**Aim of the task**
Can you write out all the lines word for word, with no pictures?
==== Records provided ====
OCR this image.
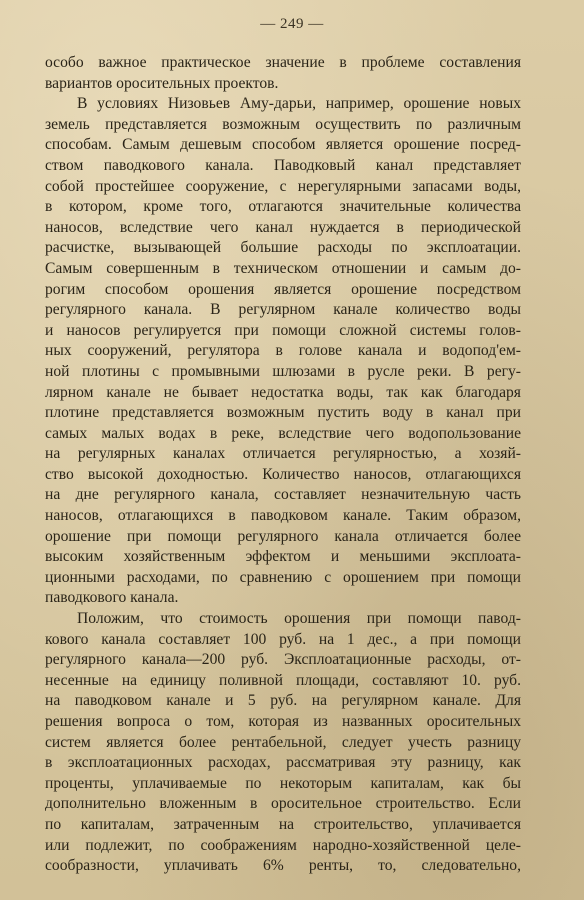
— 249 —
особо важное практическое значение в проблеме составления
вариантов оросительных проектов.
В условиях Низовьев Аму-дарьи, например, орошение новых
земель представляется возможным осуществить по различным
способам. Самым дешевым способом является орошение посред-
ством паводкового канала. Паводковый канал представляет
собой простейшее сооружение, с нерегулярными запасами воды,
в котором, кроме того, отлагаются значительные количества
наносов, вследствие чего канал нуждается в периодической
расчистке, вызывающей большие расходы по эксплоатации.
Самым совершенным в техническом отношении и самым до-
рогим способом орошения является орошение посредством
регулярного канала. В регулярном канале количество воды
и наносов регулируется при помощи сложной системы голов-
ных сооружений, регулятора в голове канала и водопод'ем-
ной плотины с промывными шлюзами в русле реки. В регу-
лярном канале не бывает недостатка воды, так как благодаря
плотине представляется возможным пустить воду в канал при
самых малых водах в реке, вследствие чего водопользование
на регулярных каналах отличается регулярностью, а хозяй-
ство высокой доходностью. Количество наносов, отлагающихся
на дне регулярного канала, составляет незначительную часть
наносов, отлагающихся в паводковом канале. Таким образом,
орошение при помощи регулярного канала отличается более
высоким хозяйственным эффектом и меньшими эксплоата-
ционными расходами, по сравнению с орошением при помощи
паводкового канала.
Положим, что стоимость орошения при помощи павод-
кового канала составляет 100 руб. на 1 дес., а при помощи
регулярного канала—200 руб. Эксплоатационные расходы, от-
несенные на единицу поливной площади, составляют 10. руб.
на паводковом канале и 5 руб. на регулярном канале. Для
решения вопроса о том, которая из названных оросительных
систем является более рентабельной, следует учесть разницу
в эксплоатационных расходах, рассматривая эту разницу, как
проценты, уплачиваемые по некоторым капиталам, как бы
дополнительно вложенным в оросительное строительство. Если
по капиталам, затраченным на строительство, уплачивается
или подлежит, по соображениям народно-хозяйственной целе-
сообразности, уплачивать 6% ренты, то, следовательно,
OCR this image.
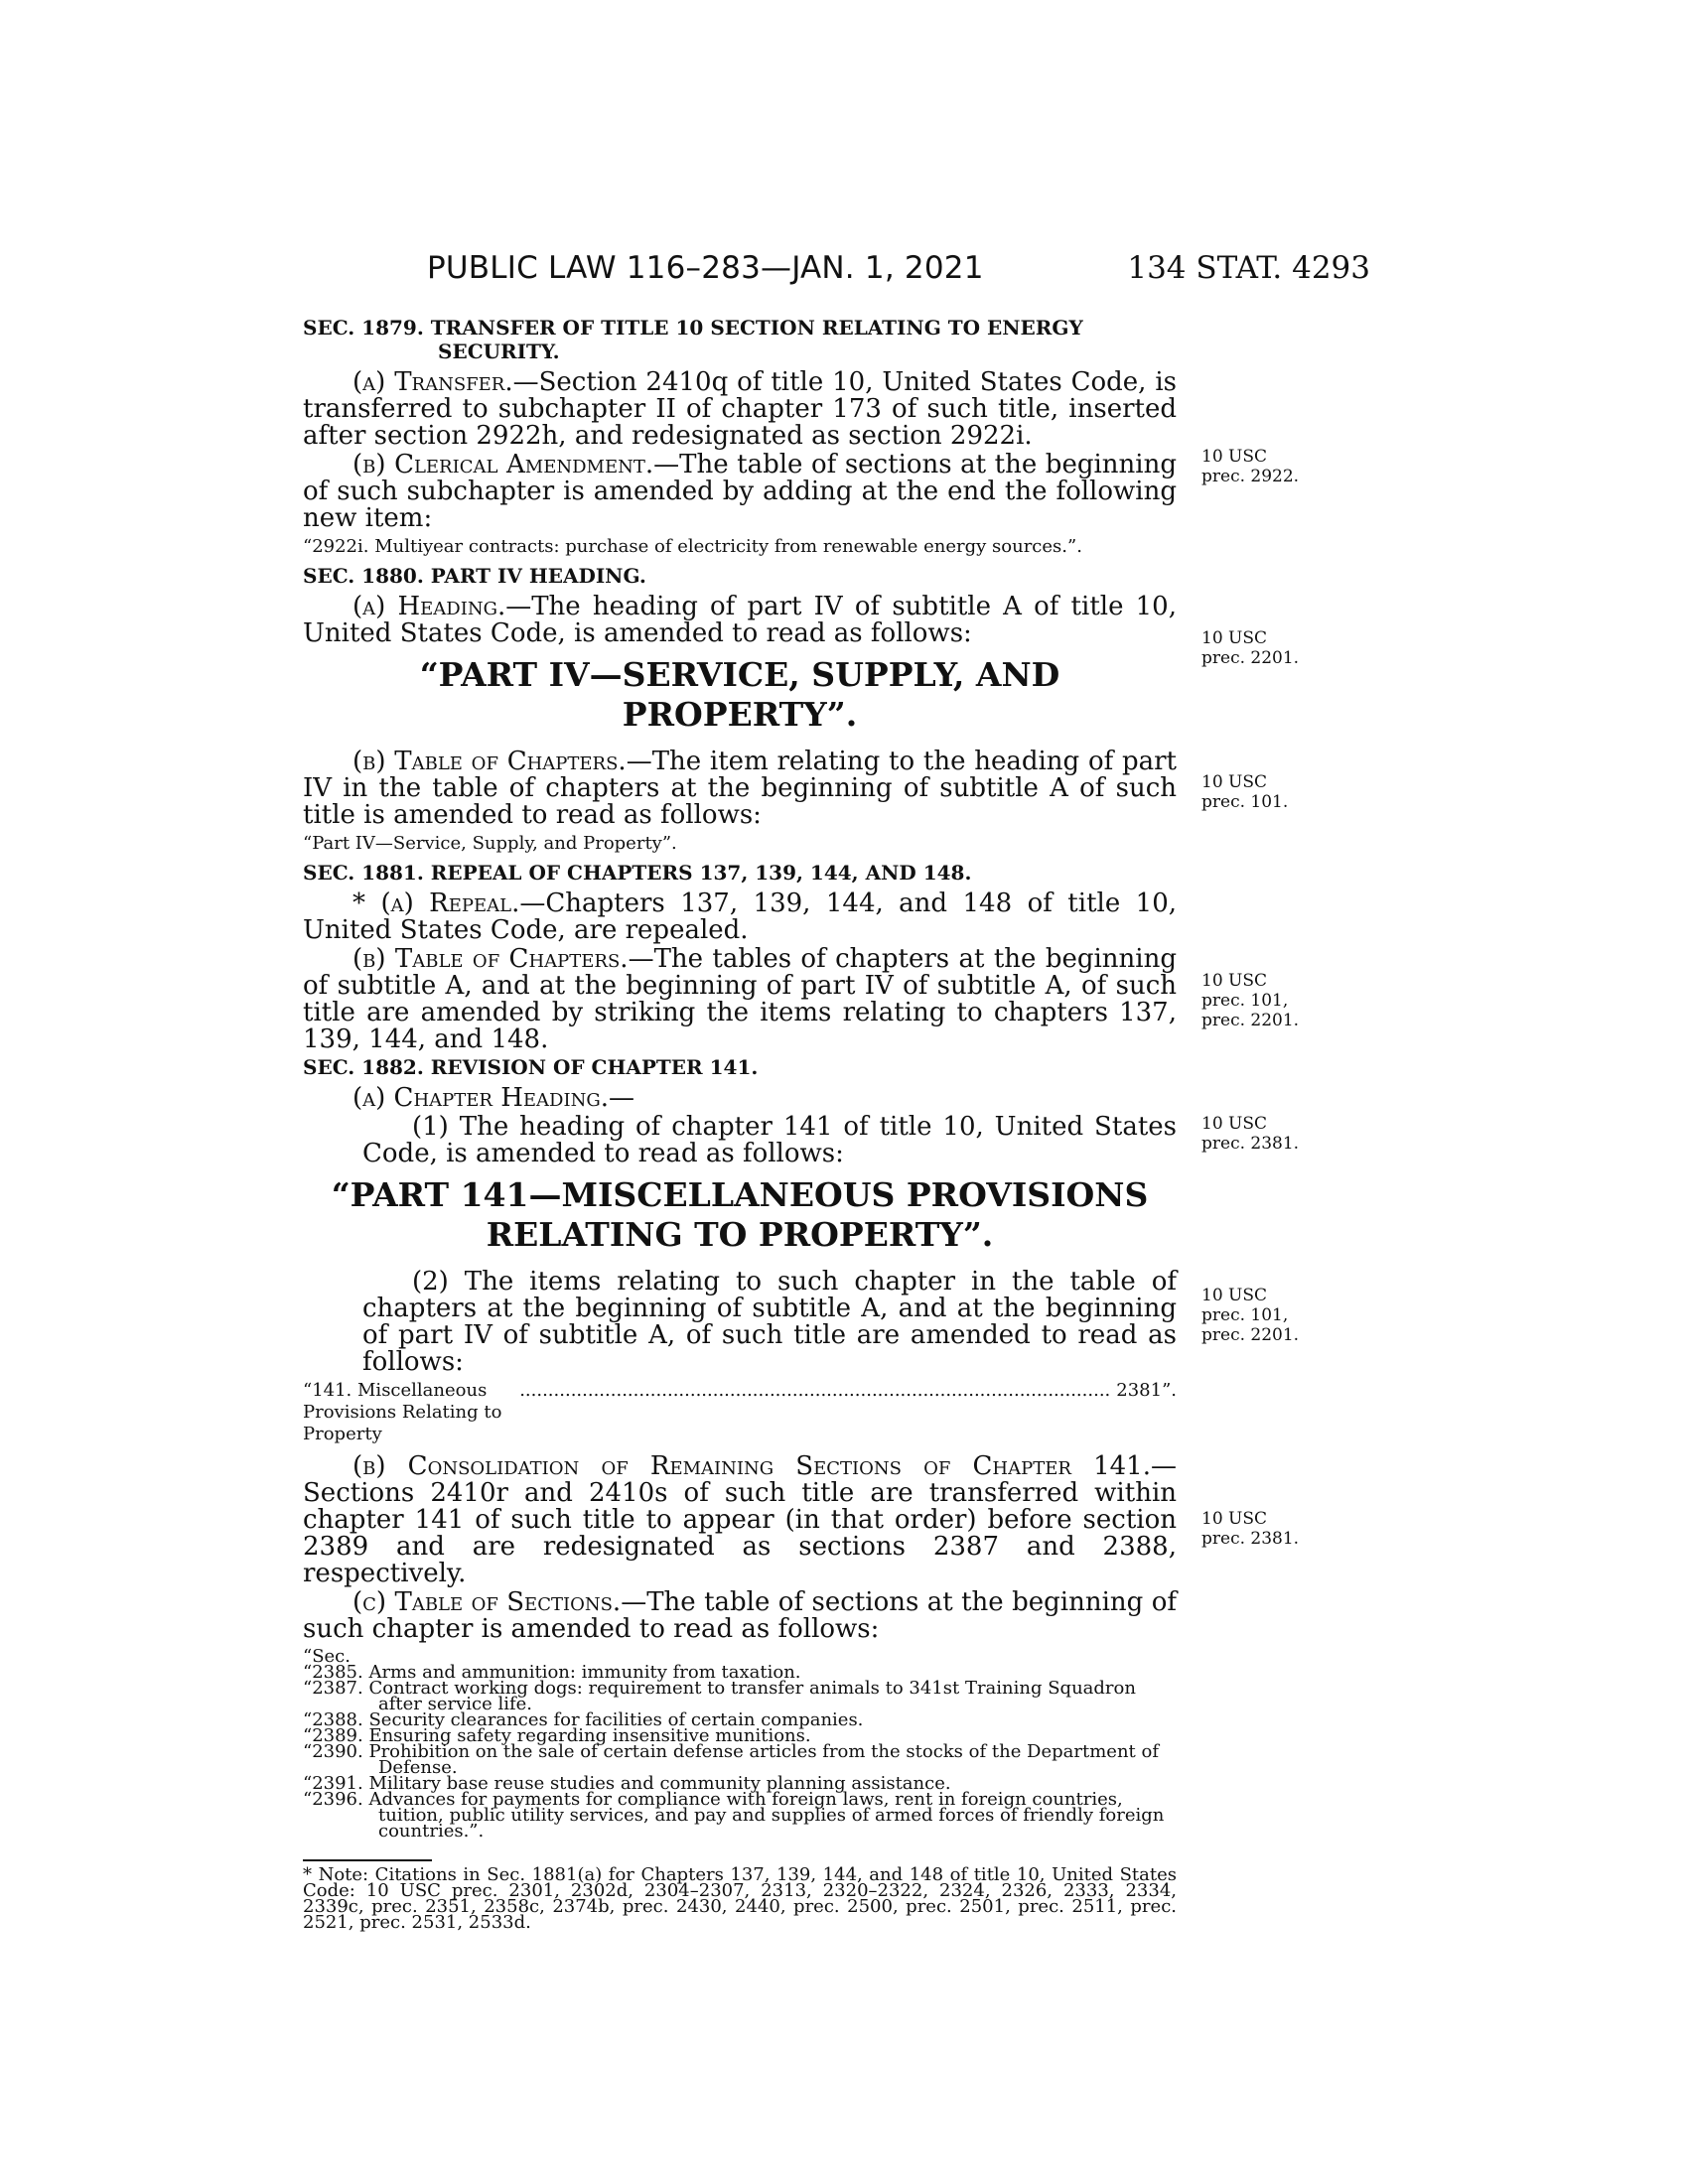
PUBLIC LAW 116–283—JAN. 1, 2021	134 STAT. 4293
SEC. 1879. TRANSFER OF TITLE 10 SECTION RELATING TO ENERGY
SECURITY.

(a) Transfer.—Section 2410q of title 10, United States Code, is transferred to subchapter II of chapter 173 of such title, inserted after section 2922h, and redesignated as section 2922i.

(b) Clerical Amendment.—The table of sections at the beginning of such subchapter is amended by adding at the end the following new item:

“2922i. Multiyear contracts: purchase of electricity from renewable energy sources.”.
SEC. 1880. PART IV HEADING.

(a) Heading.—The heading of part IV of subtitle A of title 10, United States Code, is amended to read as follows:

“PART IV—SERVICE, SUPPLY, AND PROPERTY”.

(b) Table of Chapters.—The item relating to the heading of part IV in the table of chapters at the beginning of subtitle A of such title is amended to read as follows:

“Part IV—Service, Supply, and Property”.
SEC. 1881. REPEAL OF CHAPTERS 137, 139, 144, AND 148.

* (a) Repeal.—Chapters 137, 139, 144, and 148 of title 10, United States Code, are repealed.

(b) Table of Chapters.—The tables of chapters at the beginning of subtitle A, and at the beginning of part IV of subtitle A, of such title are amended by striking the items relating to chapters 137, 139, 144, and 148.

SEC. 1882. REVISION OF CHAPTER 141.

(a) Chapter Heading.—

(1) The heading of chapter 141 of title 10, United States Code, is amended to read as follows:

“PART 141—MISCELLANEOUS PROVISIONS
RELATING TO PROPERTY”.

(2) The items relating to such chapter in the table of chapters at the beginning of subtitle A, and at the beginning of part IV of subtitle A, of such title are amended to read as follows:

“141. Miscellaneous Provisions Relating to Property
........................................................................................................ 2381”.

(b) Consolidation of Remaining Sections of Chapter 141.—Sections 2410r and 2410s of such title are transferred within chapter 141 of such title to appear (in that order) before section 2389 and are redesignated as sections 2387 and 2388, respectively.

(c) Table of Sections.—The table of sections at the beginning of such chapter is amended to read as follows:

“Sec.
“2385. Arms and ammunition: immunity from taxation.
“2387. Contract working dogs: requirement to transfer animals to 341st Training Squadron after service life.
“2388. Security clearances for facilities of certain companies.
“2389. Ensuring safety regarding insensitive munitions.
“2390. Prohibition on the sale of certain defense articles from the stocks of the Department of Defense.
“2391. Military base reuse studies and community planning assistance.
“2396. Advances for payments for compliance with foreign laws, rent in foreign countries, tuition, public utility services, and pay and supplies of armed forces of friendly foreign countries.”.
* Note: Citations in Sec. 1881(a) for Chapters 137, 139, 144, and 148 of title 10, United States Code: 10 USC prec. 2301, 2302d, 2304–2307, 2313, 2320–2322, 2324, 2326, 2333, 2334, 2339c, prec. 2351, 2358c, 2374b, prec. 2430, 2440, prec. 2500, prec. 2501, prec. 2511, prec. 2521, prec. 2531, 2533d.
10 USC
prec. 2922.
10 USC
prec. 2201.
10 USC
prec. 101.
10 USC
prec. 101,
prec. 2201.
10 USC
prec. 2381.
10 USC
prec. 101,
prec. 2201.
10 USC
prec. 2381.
====
**Answer to the task**
OCR this image.
— 249 —
особо важное практическое значение в проблеме составления
вариантов оросительных проектов.
В условиях Низовьев Аму-дарьи, например, орошение новых
земель представляется возможным осуществить по различным
способам. Самым дешевым способом является орошение посред-
ством паводкового канала. Паводковый канал представляет
собой простейшее сооружение, с нерегулярными запасами воды,
в котором, кроме того, отлагаются значительные количества
наносов, вследствие чего канал нуждается в периодической
расчистке, вызывающей большие расходы по эксплоатации.
Самым совершенным в техническом отношении и самым до-
рогим способом орошения является орошение посредством
регулярного канала. В регулярном канале количество воды
и наносов регулируется при помощи сложной системы голов-
ных сооружений, регулятора в голове канала и водопод'ем-
ной плотины с промывными шлюзами в русле реки. В регу-
лярном канале не бывает недостатка воды, так как благодаря
плотине представляется возможным пустить воду в канал при
самых малых водах в реке, вследствие чего водопользование
на регулярных каналах отличается регулярностью, а хозяй-
ство высокой доходностью. Количество наносов, отлагающихся
на дне регулярного канала, составляет незначительную часть
наносов, отлагающихся в паводковом канале. Таким образом,
орошение при помощи регулярного канала отличается более
высоким хозяйственным эффектом и меньшими эксплоата-
ционными расходами, по сравнению с орошением при помощи
паводкового канала.
Положим, что стоимость орошения при помощи павод-
кового канала составляет 100 руб. на 1 дес., а при помощи
регулярного канала—200 руб. Эксплоатационные расходы, от-
несенные на единицу поливной площади, составляют 10. руб.
на паводковом канале и 5 руб. на регулярном канале. Для
решения вопроса о том, которая из названных оросительных
систем является более рентабельной, следует учесть разницу
в эксплоатационных расходах, рассматривая эту разницу, как
проценты, уплачиваемые по некоторым капиталам, как бы
дополнительно вложенным в оросительное строительство. Если
по капиталам, затраченным на строительство, уплачивается
или подлежит, по соображениям народно-хозяйственной целе-
сообразности, уплачивать 6% ренты, то, следовательно,
OCR this image.
PUBLIC LAW 116–283—JAN. 1, 2021	134 STAT. 4293
SEC. 1879. TRANSFER OF TITLE 10 SECTION RELATING TO ENERGY
SECURITY.

(a) Transfer.—Section 2410q of title 10, United States Code, is transferred to subchapter II of chapter 173 of such title, inserted after section 2922h, and redesignated as section 2922i.

(b) Clerical Amendment.—The table of sections at the beginning of such subchapter is amended by adding at the end the following new item:

“2922i. Multiyear contracts: purchase of electricity from renewable energy sources.”.
SEC. 1880. PART IV HEADING.

(a) Heading.—The heading of part IV of subtitle A of title 10, United States Code, is amended to read as follows:

“PART IV—SERVICE, SUPPLY, AND PROPERTY”.

(b) Table of Chapters.—The item relating to the heading of part IV in the table of chapters at the beginning of subtitle A of such title is amended to read as follows:

“Part IV—Service, Supply, and Property”.
SEC. 1881. REPEAL OF CHAPTERS 137, 139, 144, AND 148.

* (a) Repeal.—Chapters 137, 139, 144, and 148 of title 10, United States Code, are repealed.

(b) Table of Chapters.—The tables of chapters at the beginning of subtitle A, and at the beginning of part IV of subtitle A, of such title are amended by striking the items relating to chapters 137, 139, 144, and 148.

SEC. 1882. REVISION OF CHAPTER 141.

(a) Chapter Heading.—

(1) The heading of chapter 141 of title 10, United States Code, is amended to read as follows:

“PART 141—MISCELLANEOUS PROVISIONS
RELATING TO PROPERTY”.

(2) The items relating to such chapter in the table of chapters at the beginning of subtitle A, and at the beginning of part IV of subtitle A, of such title are amended to read as follows:

“141. Miscellaneous Provisions Relating to Property
........................................................................................................ 2381”.

(b) Consolidation of Remaining Sections of Chapter 141.—Sections 2410r and 2410s of such title are transferred within chapter 141 of such title to appear (in that order) before section 2389 and are redesignated as sections 2387 and 2388, respectively.

(c) Table of Sections.—The table of sections at the beginning of such chapter is amended to read as follows:

“Sec.
“2385. Arms and ammunition: immunity from taxation.
“2387. Contract working dogs: requirement to transfer animals to 341st Training Squadron after service life.
“2388. Security clearances for facilities of certain companies.
“2389. Ensuring safety regarding insensitive munitions.
“2390. Prohibition on the sale of certain defense articles from the stocks of the Department of Defense.
“2391. Military base reuse studies and community planning assistance.
“2396. Advances for payments for compliance with foreign laws, rent in foreign countries, tuition, public utility services, and pay and supplies of armed forces of friendly foreign countries.”.
* Note: Citations in Sec. 1881(a) for Chapters 137, 139, 144, and 148 of title 10, United States Code: 10 USC prec. 2301, 2302d, 2304–2307, 2313, 2320–2322, 2324, 2326, 2333, 2334, 2339c, prec. 2351, 2358c, 2374b, prec. 2430, 2440, prec. 2500, prec. 2501, prec. 2511, prec. 2521, prec. 2531, 2533d.
10 USC
prec. 2922.
10 USC
prec. 2201.
10 USC
prec. 101.
10 USC
prec. 101,
prec. 2201.
10 USC
prec. 2381.
10 USC
prec. 101,
prec. 2201.
10 USC
prec. 2381.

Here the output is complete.